> [WORK TO BE COMPLETED] Write out each line of the entries below word for word, with no changes.

* begin INPUT *

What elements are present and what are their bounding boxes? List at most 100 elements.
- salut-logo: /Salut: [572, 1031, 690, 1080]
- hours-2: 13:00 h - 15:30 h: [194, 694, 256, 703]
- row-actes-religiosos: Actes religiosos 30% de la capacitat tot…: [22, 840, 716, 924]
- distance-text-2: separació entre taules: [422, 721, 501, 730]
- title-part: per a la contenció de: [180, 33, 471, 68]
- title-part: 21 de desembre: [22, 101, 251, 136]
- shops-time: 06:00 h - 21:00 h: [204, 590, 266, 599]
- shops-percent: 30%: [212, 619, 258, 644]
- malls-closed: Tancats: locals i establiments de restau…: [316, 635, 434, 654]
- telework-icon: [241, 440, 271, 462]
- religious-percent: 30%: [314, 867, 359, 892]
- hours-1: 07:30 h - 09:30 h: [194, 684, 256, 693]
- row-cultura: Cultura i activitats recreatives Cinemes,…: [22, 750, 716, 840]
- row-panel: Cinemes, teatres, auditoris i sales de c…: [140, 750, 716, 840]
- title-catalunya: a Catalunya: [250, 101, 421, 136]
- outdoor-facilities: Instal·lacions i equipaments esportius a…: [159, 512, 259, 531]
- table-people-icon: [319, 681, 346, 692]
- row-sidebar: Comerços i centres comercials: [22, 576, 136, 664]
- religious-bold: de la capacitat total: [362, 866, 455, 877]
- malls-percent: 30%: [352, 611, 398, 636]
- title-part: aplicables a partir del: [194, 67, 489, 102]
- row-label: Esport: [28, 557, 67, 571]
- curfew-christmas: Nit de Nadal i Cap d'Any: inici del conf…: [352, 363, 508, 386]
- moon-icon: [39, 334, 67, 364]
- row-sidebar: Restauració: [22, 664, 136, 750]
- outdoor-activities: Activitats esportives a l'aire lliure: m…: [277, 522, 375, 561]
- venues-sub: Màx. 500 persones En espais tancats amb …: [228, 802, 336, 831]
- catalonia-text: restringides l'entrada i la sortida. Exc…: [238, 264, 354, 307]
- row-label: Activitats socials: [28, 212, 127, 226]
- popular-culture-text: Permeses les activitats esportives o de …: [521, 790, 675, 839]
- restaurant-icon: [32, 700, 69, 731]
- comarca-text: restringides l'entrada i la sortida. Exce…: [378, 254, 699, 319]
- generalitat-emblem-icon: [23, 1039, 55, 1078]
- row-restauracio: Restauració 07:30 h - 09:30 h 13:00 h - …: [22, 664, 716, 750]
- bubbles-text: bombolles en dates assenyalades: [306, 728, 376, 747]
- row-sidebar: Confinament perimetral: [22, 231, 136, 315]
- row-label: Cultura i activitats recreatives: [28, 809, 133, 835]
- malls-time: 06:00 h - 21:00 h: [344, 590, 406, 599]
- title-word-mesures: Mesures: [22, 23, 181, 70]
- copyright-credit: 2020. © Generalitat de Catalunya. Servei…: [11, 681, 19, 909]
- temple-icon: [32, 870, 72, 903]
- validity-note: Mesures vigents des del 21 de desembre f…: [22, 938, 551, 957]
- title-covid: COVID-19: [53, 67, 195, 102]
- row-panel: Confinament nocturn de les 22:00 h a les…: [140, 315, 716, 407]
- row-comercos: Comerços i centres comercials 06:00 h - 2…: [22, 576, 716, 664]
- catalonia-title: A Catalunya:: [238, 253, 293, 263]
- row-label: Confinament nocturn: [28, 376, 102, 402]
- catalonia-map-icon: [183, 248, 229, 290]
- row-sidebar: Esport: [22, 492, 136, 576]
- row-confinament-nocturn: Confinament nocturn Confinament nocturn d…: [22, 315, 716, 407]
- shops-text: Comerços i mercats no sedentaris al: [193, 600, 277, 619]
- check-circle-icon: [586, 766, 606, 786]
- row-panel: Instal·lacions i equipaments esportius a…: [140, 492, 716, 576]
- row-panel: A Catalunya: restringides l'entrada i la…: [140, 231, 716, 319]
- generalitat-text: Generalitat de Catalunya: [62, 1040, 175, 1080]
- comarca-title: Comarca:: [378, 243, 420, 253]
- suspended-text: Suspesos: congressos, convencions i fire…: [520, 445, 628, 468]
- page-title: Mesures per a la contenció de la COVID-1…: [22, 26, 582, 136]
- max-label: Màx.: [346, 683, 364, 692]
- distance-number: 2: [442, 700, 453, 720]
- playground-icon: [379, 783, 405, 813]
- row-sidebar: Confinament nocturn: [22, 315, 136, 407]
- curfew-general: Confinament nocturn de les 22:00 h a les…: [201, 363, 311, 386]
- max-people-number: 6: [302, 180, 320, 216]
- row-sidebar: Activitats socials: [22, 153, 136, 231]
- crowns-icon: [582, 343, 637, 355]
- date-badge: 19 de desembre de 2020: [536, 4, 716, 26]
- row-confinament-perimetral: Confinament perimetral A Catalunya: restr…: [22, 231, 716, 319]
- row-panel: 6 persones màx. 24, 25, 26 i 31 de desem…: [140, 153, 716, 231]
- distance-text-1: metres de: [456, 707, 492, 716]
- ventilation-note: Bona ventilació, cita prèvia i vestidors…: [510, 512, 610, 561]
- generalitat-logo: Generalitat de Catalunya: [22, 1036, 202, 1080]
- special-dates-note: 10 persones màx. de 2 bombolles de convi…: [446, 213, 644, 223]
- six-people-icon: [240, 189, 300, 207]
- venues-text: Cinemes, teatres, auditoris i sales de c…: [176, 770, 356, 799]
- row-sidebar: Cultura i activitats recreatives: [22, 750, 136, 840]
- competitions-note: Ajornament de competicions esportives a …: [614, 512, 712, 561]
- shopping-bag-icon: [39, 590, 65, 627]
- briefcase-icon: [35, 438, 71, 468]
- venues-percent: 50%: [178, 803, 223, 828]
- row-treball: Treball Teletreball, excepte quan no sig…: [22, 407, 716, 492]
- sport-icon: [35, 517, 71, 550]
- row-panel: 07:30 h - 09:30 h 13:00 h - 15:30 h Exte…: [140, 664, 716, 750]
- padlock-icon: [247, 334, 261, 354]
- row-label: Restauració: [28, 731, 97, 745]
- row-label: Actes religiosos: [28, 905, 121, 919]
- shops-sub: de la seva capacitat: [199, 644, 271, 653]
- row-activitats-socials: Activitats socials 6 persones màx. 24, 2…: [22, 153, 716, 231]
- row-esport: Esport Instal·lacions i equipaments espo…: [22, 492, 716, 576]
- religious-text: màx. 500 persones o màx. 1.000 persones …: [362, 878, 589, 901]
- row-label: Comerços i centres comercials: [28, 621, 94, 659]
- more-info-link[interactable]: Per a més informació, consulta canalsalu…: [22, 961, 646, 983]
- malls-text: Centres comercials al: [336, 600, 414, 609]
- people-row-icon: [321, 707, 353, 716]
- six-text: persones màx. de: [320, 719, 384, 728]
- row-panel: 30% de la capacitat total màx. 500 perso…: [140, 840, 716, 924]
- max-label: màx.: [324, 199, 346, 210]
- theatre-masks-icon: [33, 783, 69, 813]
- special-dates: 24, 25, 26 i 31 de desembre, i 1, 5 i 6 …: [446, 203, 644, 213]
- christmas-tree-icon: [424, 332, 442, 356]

* end INPUT *

> [THE ANSWER]
What elements are present and what are their bounding boxes? List at most 100 elements.
- salut-logo: /Salut: [572, 1031, 690, 1080]
- hours-2: 13:00 h - 15:30 h: [194, 694, 256, 703]
- row-actes-religiosos: Actes religiosos 30% de la capacitat tot…: [22, 840, 716, 924]
- distance-text-2: separació entre taules: [422, 721, 501, 730]
- title-part: per a la contenció de: [180, 33, 471, 68]
- title-part: 21 de desembre: [22, 101, 251, 136]
- shops-time: 06:00 h - 21:00 h: [204, 590, 266, 599]
- shops-percent: 30%: [212, 619, 258, 644]
- malls-closed: Tancats: locals i establiments de restau…: [316, 635, 434, 654]
- telework-icon: [241, 440, 271, 462]
- religious-percent: 30%: [314, 867, 359, 892]
- hours-1: 07:30 h - 09:30 h: [194, 684, 256, 693]
- row-cultura: Cultura i activitats recreatives Cinemes,…: [22, 750, 716, 840]
- row-panel: Cinemes, teatres, auditoris i sales de c…: [140, 750, 716, 840]
- title-catalunya: a Catalunya: [250, 101, 421, 136]
- outdoor-facilities: Instal·lacions i equipaments esportius a…: [159, 512, 259, 531]
- table-people-icon: [319, 681, 346, 692]
- row-sidebar: Comerços i centres comercials: [22, 576, 136, 664]
- religious-bold: de la capacitat total: [362, 866, 455, 877]
- malls-percent: 30%: [352, 611, 398, 636]
- title-part: aplicables a partir del: [194, 67, 489, 102]
- row-label: Esport: [28, 557, 67, 571]
- curfew-christmas: Nit de Nadal i Cap d'Any: inici del conf…: [352, 363, 508, 386]
- moon-icon: [39, 334, 67, 364]
- row-sidebar: Restauració: [22, 664, 136, 750]
- outdoor-activities: Activitats esportives a l'aire lliure: m…: [277, 522, 375, 561]
- venues-sub: Màx. 500 persones En espais tancats amb …: [228, 802, 336, 831]
- catalonia-text: restringides l'entrada i la sortida. Exc…: [238, 264, 354, 307]
- row-label: Activitats socials: [28, 212, 127, 226]
- popular-culture-text: Permeses les activitats esportives o de …: [521, 790, 675, 839]
- restaurant-icon: [32, 700, 69, 731]
- comarca-text: restringides l'entrada i la sortida. Exce…: [378, 254, 699, 319]
- generalitat-emblem-icon: [23, 1039, 55, 1078]
- row-restauracio: Restauració 07:30 h - 09:30 h 13:00 h - …: [22, 664, 716, 750]
- bubbles-text: bombolles en dates assenyalades: [306, 728, 376, 747]
- row-sidebar: Confinament perimetral: [22, 231, 136, 315]
- row-label: Cultura i activitats recreatives: [28, 809, 133, 835]
- malls-time: 06:00 h - 21:00 h: [344, 590, 406, 599]
- title-word-mesures: Mesures: [22, 23, 181, 70]
- copyright-credit: 2020. © Generalitat de Catalunya. Servei…: [11, 681, 19, 909]
- temple-icon: [32, 870, 72, 903]
- validity-note: Mesures vigents des del 21 de desembre f…: [22, 938, 551, 957]
- title-covid: COVID-19: [53, 67, 195, 102]
- row-panel: Confinament nocturn de les 22:00 h a les…: [140, 315, 716, 407]
- row-comercos: Comerços i centres comercials 06:00 h - 2…: [22, 576, 716, 664]
- catalonia-title: A Catalunya:: [238, 253, 293, 263]
- row-label: Confinament nocturn: [28, 376, 102, 402]
- catalonia-map-icon: [183, 248, 229, 290]
- row-sidebar: Esport: [22, 492, 136, 576]
- row-confinament-nocturn: Confinament nocturn Confinament nocturn d…: [22, 315, 716, 407]
- shops-text: Comerços i mercats no sedentaris al: [193, 600, 277, 619]
- check-circle-icon: [586, 766, 606, 786]
- row-panel: Instal·lacions i equipaments esportius a…: [140, 492, 716, 576]
- row-panel: A Catalunya: restringides l'entrada i la…: [140, 231, 716, 319]
- generalitat-text: Generalitat de Catalunya: [62, 1040, 175, 1080]
- comarca-title: Comarca:: [378, 243, 420, 253]
- suspended-text: Suspesos: congressos, convencions i fire…: [520, 445, 628, 468]
- page-title: Mesures per a la contenció de la COVID-1…: [22, 26, 582, 136]
- max-label: Màx.: [346, 683, 364, 692]
- distance-number: 2: [442, 700, 453, 720]
- playground-icon: [379, 783, 405, 813]
- row-sidebar: Confinament nocturn: [22, 315, 136, 407]
- curfew-general: Confinament nocturn de les 22:00 h a les…: [201, 363, 311, 386]
- max-people-number: 6: [302, 180, 320, 216]
- row-sidebar: Activitats socials: [22, 153, 136, 231]
- crowns-icon: [582, 343, 637, 355]
- date-badge: 19 de desembre de 2020: [536, 4, 716, 26]
- row-confinament-perimetral: Confinament perimetral A Catalunya: restr…: [22, 231, 716, 319]
- row-panel: 6 persones màx. 24, 25, 26 i 31 de desem…: [140, 153, 716, 231]
- distance-text-1: metres de: [456, 707, 492, 716]
- ventilation-note: Bona ventilació, cita prèvia i vestidors…: [510, 512, 610, 561]
- generalitat-logo: Generalitat de Catalunya: [22, 1036, 202, 1080]
- special-dates-note: 10 persones màx. de 2 bombolles de convi…: [446, 213, 644, 223]
- six-people-icon: [240, 189, 300, 207]
- venues-text: Cinemes, teatres, auditoris i sales de c…: [176, 770, 356, 799]
- row-sidebar: Cultura i activitats recreatives: [22, 750, 136, 840]
- competitions-note: Ajornament de competicions esportives a …: [614, 512, 712, 561]
- shopping-bag-icon: [39, 590, 65, 627]
- briefcase-icon: [35, 438, 71, 468]
- venues-percent: 50%: [178, 803, 223, 828]
- row-treball: Treball Teletreball, excepte quan no sig…: [22, 407, 716, 492]
- sport-icon: [35, 517, 71, 550]
- row-panel: 07:30 h - 09:30 h 13:00 h - 15:30 h Exte…: [140, 664, 716, 750]
- padlock-icon: [247, 334, 261, 354]
- row-label: Restauració: [28, 731, 97, 745]
- row-label: Actes religiosos: [28, 905, 121, 919]
- shops-sub: de la seva capacitat: [199, 644, 271, 653]
- row-activitats-socials: Activitats socials 6 persones màx. 24, 2…: [22, 153, 716, 231]
- row-esport: Esport Instal·lacions i equipaments espo…: [22, 492, 716, 576]
- religious-text: màx. 500 persones o màx. 1.000 persones …: [362, 878, 589, 901]
- row-label: Comerços i centres comercials: [28, 621, 94, 659]
- more-info-link[interactable]: Per a més informació, consulta canalsalu…: [22, 961, 646, 983]
- malls-text: Centres comercials al: [336, 600, 414, 609]
- people-row-icon: [321, 707, 353, 716]
- six-text: persones màx. de: [320, 719, 384, 728]
- row-panel: 30% de la capacitat total màx. 500 perso…: [140, 840, 716, 924]
- max-label: màx.: [324, 199, 346, 210]
- theatre-masks-icon: [33, 783, 69, 813]
- special-dates: 24, 25, 26 i 31 de desembre, i 1, 5 i 6 …: [446, 203, 644, 213]
- christmas-tree-icon: [424, 332, 442, 356]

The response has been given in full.